Goal ▸
Return, word for word, every line that follows.

--------------------

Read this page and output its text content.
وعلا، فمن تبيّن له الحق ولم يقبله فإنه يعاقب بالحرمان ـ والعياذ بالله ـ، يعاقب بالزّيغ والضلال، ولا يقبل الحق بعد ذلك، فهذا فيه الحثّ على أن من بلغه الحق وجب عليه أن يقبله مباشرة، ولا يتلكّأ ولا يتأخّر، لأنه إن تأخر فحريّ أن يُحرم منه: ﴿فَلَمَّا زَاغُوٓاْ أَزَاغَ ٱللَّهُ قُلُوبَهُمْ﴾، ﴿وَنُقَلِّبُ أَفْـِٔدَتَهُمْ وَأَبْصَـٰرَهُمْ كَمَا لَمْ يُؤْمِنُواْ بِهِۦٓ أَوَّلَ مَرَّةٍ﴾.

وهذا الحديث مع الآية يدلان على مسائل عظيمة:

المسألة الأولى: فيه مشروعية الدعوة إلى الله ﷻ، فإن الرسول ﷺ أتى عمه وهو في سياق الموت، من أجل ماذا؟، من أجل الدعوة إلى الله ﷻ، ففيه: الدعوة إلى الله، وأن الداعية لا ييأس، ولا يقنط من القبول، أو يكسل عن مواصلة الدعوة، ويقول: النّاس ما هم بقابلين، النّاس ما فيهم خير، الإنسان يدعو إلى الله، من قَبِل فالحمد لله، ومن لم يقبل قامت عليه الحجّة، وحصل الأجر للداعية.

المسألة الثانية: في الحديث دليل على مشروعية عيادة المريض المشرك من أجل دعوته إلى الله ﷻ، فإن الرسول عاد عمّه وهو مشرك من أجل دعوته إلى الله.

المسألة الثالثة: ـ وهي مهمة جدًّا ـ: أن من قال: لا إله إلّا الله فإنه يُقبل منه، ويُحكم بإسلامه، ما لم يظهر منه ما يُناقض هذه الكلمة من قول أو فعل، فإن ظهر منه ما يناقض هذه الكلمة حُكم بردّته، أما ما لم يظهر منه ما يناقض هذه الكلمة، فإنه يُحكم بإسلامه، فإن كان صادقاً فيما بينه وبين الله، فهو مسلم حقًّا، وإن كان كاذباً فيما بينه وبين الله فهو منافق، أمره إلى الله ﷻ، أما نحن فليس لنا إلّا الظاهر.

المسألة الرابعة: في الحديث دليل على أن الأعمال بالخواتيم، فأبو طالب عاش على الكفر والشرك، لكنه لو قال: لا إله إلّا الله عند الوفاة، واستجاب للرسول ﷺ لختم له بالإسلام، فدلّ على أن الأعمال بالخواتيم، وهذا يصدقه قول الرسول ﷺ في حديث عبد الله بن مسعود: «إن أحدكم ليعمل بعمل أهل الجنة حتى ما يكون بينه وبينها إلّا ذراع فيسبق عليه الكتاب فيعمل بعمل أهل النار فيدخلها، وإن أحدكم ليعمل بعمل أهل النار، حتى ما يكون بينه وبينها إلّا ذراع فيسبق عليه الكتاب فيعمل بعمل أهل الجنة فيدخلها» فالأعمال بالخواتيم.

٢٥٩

--------------------

Response ▸
Read this page and output its text content.
وعلا، فمن تبيّن له الحق ولم يقبله فإنه يعاقب بالحرمان ـ والعياذ بالله ـ، يعاقب بالزّيغ والضلال، ولا يقبل الحق بعد ذلك، فهذا فيه الحثّ على أن من بلغه الحق وجب عليه أن يقبله مباشرة، ولا يتلكّأ ولا يتأخّر، لأنه إن تأخر فحريّ أن يُحرم منه: ﴿فَلَمَّا زَاغُوٓاْ أَزَاغَ ٱللَّهُ قُلُوبَهُمْ﴾، ﴿وَنُقَلِّبُ أَفْـِٔدَتَهُمْ وَأَبْصَـٰرَهُمْ كَمَا لَمْ يُؤْمِنُواْ بِهِۦٓ أَوَّلَ مَرَّةٍ﴾.

وهذا الحديث مع الآية يدلان على مسائل عظيمة:

المسألة الأولى: فيه مشروعية الدعوة إلى الله ﷻ، فإن الرسول ﷺ أتى عمه وهو في سياق الموت، من أجل ماذا؟، من أجل الدعوة إلى الله ﷻ، ففيه: الدعوة إلى الله، وأن الداعية لا ييأس، ولا يقنط من القبول، أو يكسل عن مواصلة الدعوة، ويقول: النّاس ما هم بقابلين، النّاس ما فيهم خير، الإنسان يدعو إلى الله، من قَبِل فالحمد لله، ومن لم يقبل قامت عليه الحجّة، وحصل الأجر للداعية.

المسألة الثانية: في الحديث دليل على مشروعية عيادة المريض المشرك من أجل دعوته إلى الله ﷻ، فإن الرسول عاد عمّه وهو مشرك من أجل دعوته إلى الله.

المسألة الثالثة: ـ وهي مهمة جدًّا ـ: أن من قال: لا إله إلّا الله فإنه يُقبل منه، ويُحكم بإسلامه، ما لم يظهر منه ما يُناقض هذه الكلمة من قول أو فعل، فإن ظهر منه ما يناقض هذه الكلمة حُكم بردّته، أما ما لم يظهر منه ما يناقض هذه الكلمة، فإنه يُحكم بإسلامه، فإن كان صادقاً فيما بينه وبين الله، فهو مسلم حقًّا، وإن كان كاذباً فيما بينه وبين الله فهو منافق، أمره إلى الله ﷻ، أما نحن فليس لنا إلّا الظاهر.

المسألة الرابعة: في الحديث دليل على أن الأعمال بالخواتيم، فأبو طالب عاش على الكفر والشرك، لكنه لو قال: لا إله إلّا الله عند الوفاة، واستجاب للرسول ﷺ لختم له بالإسلام، فدلّ على أن الأعمال بالخواتيم، وهذا يصدقه قول الرسول ﷺ في حديث عبد الله بن مسعود: «إن أحدكم ليعمل بعمل أهل الجنة حتى ما يكون بينه وبينها إلّا ذراع فيسبق عليه الكتاب فيعمل بعمل أهل النار فيدخلها، وإن أحدكم ليعمل بعمل أهل النار، حتى ما يكون بينه وبينها إلّا ذراع فيسبق عليه الكتاب فيعمل بعمل أهل الجنة فيدخلها» فالأعمال بالخواتيم.

٢٥٩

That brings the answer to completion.